--- begin Material ---
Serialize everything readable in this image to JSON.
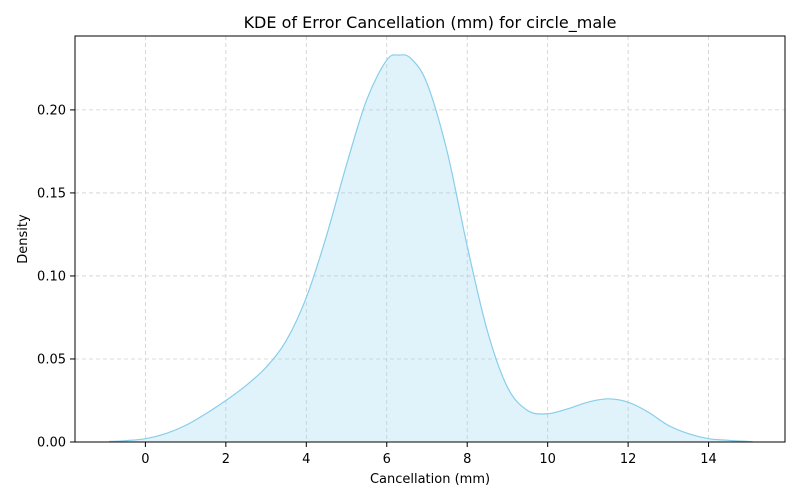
{
  "chart_data": {
    "type": "area",
    "title": "KDE of Error Cancellation (mm) for circle_male",
    "xlabel": "Cancellation (mm)",
    "ylabel": "Density",
    "xlim": [
      -1.75,
      15.9
    ],
    "ylim": [
      0,
      0.2445
    ],
    "xticks": [
      0,
      2,
      4,
      6,
      8,
      10,
      12,
      14
    ],
    "yticks": [
      0.0,
      0.05,
      0.1,
      0.15,
      0.2
    ],
    "ytick_format": 2,
    "grid": true,
    "series": [
      {
        "color": "#87ceeb",
        "fill_color": "#87ceeb",
        "fill_opacity": 0.25,
        "x": [
          -0.9,
          -0.5,
          0,
          0.5,
          1,
          1.5,
          2,
          2.5,
          3,
          3.5,
          4,
          4.5,
          5,
          5.5,
          6,
          6.3,
          6.6,
          7,
          7.5,
          8,
          8.5,
          9,
          9.5,
          10,
          10.5,
          11,
          11.5,
          12,
          12.5,
          13,
          13.5,
          14,
          14.5,
          15.1
        ],
        "y": [
          0.0003,
          0.0008,
          0.002,
          0.005,
          0.01,
          0.017,
          0.025,
          0.034,
          0.045,
          0.061,
          0.087,
          0.124,
          0.167,
          0.206,
          0.23,
          0.233,
          0.231,
          0.216,
          0.175,
          0.118,
          0.067,
          0.033,
          0.019,
          0.017,
          0.02,
          0.024,
          0.026,
          0.024,
          0.018,
          0.01,
          0.005,
          0.002,
          0.001,
          0.0002
        ]
      }
    ]
  }
}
--- end Material ---
Stated goal:
Print out every entry above without changing a word, and leave out the pictures.

Expected output:
Serialize everything readable in this image to JSON.
{
  "chart_data": {
    "type": "area",
    "title": "KDE of Error Cancellation (mm) for circle_male",
    "xlabel": "Cancellation (mm)",
    "ylabel": "Density",
    "xlim": [
      -1.75,
      15.9
    ],
    "ylim": [
      0,
      0.2445
    ],
    "xticks": [
      0,
      2,
      4,
      6,
      8,
      10,
      12,
      14
    ],
    "yticks": [
      0.0,
      0.05,
      0.1,
      0.15,
      0.2
    ],
    "ytick_format": 2,
    "grid": true,
    "series": [
      {
        "color": "#87ceeb",
        "fill_color": "#87ceeb",
        "fill_opacity": 0.25,
        "x": [
          -0.9,
          -0.5,
          0,
          0.5,
          1,
          1.5,
          2,
          2.5,
          3,
          3.5,
          4,
          4.5,
          5,
          5.5,
          6,
          6.3,
          6.6,
          7,
          7.5,
          8,
          8.5,
          9,
          9.5,
          10,
          10.5,
          11,
          11.5,
          12,
          12.5,
          13,
          13.5,
          14,
          14.5,
          15.1
        ],
        "y": [
          0.0003,
          0.0008,
          0.002,
          0.005,
          0.01,
          0.017,
          0.025,
          0.034,
          0.045,
          0.061,
          0.087,
          0.124,
          0.167,
          0.206,
          0.23,
          0.233,
          0.231,
          0.216,
          0.175,
          0.118,
          0.067,
          0.033,
          0.019,
          0.017,
          0.02,
          0.024,
          0.026,
          0.024,
          0.018,
          0.01,
          0.005,
          0.002,
          0.001,
          0.0002
        ]
      }
    ]
  }
}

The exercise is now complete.